### Dataset excerpts ###
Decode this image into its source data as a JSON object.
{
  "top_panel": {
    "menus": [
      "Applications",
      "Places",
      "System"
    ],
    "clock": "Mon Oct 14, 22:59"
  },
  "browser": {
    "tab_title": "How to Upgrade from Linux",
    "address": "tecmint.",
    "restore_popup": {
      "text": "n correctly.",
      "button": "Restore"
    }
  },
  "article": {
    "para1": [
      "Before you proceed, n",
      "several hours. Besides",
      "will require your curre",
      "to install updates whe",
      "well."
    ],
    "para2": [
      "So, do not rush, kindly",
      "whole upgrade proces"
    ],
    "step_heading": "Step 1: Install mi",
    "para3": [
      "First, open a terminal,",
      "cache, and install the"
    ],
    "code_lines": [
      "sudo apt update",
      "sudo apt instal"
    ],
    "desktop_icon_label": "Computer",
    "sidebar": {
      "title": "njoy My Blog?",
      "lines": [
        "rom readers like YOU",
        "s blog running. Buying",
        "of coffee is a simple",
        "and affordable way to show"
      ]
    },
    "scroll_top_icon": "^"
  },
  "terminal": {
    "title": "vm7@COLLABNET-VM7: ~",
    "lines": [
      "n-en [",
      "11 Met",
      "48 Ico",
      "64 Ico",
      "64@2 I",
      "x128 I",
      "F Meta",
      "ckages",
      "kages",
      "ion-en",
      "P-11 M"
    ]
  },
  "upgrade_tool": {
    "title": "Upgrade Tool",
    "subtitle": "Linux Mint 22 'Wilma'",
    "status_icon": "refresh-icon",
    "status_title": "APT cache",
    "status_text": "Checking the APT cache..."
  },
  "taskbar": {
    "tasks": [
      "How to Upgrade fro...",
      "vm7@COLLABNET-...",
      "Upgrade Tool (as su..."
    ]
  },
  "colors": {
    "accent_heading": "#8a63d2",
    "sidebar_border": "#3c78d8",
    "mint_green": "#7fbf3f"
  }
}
###
▶ **Exercise goal**: Identify each line of the material where the word "Linux" shows up, and copy it.

▶ **Exercise answer**:
    "tab_title": "How to Upgrade from Linux",
    "subtitle": "Linux Mint 22 'Wilma'",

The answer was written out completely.